[SOURCE DOCUMENT]
========

Return-to-office mandates from banks, government offices and tech firms in Toronto, combined with limited new supply expected this year, are supporting the continued recovery of the city’s office market, according to a new report.
The 2026 Royal LePage Commercial Real Estate Report, published Thursday, says vacancy rates in most office asset classes declined in 2025 compared to the year prior, but the impact of return-to-office mandates hasn’t been uniform.
Companies returning to in-person work are increasing demand for and securing high-quality, “AAA and Class A buildings” in downtown Toronto, but soft market conditions are expected to continue for “Class B and C” offices, it says.
William Irons, senior vice president of commercial leasing and investments at Royal LePage Signature Realty, said a large number of new leases are for workers who were hired during the pandemic and had never worked in office, or for companies that worked remotely during the pandemic and are now renting bigger spaces.
There’s been a “shift” for companies that were historically in Class B and C buildings, which are older and may not have amenities, moving into state-of-the-art buildings near Union Station, he said.
“Some companies that had a small presence in the City of Toronto have now opened very substantial, multi-floor offices upwards of 100,000 or 200,000 square (feet),” Irons said. “Large tech companies that were in old buildings (are) moving into The Well, and into Portland Commons, and into First Canadian Place, and into office towers. It’s traditionally not been where they’ve been.”
The Royal LePage report notes Wealthsimple, Lyft and tech company Nvidia secured “significant square footage” in Toronto last year.
Additionally, it says many office developments were shelved during the pandemic, so new supply in the near-term is limited.
Peter Norman, vice-president and economic strategist at real estate data company Altus Group, emphasized that the market has experienced a “fundamental break” with the pandemic that isn’t just a regular fluctuation of supply and demand.
There is still a “tremendous amount of functionally obsolete space” across Canada’s and the GTA’s office stock, and the uptick in leasing is still having a “minor effect,” he said.
Compared to the first quarter of 2020, occupied lease space has decreased by five million square feet, he said.
And due to millions of square feet of space being constructed at the beginning of the pandemic, there is now 12.3 million square feet more of office space available to lease, he added.

========

[DATA EXCERPTS]
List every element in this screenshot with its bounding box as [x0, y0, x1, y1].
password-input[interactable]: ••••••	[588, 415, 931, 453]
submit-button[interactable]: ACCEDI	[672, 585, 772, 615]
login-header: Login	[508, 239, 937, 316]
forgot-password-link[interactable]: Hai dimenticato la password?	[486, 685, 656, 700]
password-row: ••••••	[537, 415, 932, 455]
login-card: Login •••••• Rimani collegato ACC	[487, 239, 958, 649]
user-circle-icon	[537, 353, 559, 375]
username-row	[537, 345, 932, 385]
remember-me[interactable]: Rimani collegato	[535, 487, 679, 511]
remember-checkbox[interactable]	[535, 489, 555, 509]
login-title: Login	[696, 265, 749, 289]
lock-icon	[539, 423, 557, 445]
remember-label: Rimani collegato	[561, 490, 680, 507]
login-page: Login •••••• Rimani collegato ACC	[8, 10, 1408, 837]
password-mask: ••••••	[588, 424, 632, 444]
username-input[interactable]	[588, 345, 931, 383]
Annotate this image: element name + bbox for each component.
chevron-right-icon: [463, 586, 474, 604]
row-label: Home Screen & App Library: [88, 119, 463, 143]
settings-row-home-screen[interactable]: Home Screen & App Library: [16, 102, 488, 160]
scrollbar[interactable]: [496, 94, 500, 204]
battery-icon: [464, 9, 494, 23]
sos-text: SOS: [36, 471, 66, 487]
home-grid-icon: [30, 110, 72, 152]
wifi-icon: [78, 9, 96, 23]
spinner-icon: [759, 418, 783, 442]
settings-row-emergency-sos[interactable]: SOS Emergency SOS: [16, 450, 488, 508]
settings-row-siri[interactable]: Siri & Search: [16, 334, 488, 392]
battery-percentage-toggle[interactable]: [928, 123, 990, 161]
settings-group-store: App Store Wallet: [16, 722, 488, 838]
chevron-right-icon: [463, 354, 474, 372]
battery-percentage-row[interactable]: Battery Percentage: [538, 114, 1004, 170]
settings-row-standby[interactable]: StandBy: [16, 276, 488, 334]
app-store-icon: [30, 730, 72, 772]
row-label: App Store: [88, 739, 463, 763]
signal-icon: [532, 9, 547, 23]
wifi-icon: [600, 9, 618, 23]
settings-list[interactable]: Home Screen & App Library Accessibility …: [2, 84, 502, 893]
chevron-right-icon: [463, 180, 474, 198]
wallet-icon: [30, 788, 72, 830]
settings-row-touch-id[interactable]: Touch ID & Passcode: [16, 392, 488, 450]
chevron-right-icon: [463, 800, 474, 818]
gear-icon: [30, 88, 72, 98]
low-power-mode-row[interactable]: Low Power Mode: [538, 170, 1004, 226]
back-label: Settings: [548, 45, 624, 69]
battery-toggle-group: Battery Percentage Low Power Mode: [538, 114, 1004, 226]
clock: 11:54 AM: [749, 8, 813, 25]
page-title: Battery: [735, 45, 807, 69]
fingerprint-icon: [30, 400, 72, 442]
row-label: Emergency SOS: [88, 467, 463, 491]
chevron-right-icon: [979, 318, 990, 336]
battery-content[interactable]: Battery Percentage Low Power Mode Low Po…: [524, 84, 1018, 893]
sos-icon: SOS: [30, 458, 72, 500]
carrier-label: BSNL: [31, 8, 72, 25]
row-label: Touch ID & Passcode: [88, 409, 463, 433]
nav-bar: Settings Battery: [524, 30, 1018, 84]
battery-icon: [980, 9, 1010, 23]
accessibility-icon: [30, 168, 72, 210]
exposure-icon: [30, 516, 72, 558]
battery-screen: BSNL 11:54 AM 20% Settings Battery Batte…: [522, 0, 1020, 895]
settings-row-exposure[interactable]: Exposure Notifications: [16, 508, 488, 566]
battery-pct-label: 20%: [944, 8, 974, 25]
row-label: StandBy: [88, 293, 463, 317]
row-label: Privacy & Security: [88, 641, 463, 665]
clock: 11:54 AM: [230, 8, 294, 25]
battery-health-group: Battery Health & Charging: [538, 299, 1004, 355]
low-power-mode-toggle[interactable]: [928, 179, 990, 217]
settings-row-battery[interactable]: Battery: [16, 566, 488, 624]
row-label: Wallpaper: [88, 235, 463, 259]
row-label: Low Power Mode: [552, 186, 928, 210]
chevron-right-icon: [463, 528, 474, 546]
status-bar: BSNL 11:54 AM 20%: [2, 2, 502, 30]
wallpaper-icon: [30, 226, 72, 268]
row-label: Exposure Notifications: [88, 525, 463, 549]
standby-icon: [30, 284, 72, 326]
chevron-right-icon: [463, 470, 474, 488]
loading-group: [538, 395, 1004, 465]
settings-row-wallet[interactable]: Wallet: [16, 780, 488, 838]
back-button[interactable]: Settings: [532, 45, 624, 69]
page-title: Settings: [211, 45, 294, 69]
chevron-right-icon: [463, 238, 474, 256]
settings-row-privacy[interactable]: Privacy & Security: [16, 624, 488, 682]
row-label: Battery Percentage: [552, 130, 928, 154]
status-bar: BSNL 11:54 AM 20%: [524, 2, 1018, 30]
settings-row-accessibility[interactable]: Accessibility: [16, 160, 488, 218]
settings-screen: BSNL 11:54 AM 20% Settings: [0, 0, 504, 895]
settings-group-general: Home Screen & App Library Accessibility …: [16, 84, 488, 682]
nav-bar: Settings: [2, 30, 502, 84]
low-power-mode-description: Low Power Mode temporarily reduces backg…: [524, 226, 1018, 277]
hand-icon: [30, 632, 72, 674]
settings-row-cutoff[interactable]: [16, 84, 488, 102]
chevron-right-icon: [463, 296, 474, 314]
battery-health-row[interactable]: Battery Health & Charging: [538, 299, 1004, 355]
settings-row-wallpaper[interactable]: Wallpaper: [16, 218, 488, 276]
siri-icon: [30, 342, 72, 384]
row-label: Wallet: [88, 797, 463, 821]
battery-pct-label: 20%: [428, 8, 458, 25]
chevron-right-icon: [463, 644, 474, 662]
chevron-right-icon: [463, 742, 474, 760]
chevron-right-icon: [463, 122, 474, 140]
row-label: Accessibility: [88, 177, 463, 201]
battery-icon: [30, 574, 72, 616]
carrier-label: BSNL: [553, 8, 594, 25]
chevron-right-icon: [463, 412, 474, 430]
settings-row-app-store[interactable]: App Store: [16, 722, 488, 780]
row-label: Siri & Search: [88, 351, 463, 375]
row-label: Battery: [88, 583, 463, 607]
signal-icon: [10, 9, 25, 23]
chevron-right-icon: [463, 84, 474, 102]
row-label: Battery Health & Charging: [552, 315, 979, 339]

========

[PROBLEMS TO SOLVE]
1 > In the Toronto office market article, how much has occupied lease space decreased compared with the first quarter of 2020?
2 > Extend the article on Toronto's office market with new text that follows its last sentence.

[RESULTS]
1 > Five million square feet.

2 >
The vacancy rate across the GTA went from 8.9 per cent pre-pandemic to 15.8 per cent now, he said.
“We have a lot of office investors who hold a lot of stock which is functionally obsolete, has very, very high vacancy rates, or are entirely vacant,” he said.
That being said, the downtown core is “doing better” than the GTA overall, he noted, with an increase in one million square feet of space being leased.
The vacancy rate there went from 4.6 per cent pre-COVID to 14.9 per cent now — a large difference, but an improvement from the 20 per cent vacancy rate a few years ago, he said.
“The way the momentum has been, has shifted towards higher-quality space downtown, well-located and stuff, is that it is maintaining, for the most part, valuations,” he said. “And I think that if you maintain valuations, then it buys you a lot of time to deal with what to do with that obsolete stock.”
Ben Haythornthwaite, director of market analytics at real estate firm CoStar agreed, saying “the world is different today,” and it’s not “realistic” that the market would ever return to its pre-pandemic state.
“We can call it a stabilization, I think,” he said about the uptick in office leasing. “The market is no longer getting worse.”
Meanwhile, industrial space vacancy rates increased and rent prices dipped in 2025 compared to 2024, thanks to tariff pressures and low consumer confidence, the report says, but the market is expected to remain “resilient.”
The industrial space had experienced “significant rent growth” since 2019, amid low interest rates and pandemic-era e-commerce driving industrial warehousing demand, but those rates have been moderating, Irons said.
Many industrial buildings were built over the pandemic without lease commitments, which has increased vacancies, he said.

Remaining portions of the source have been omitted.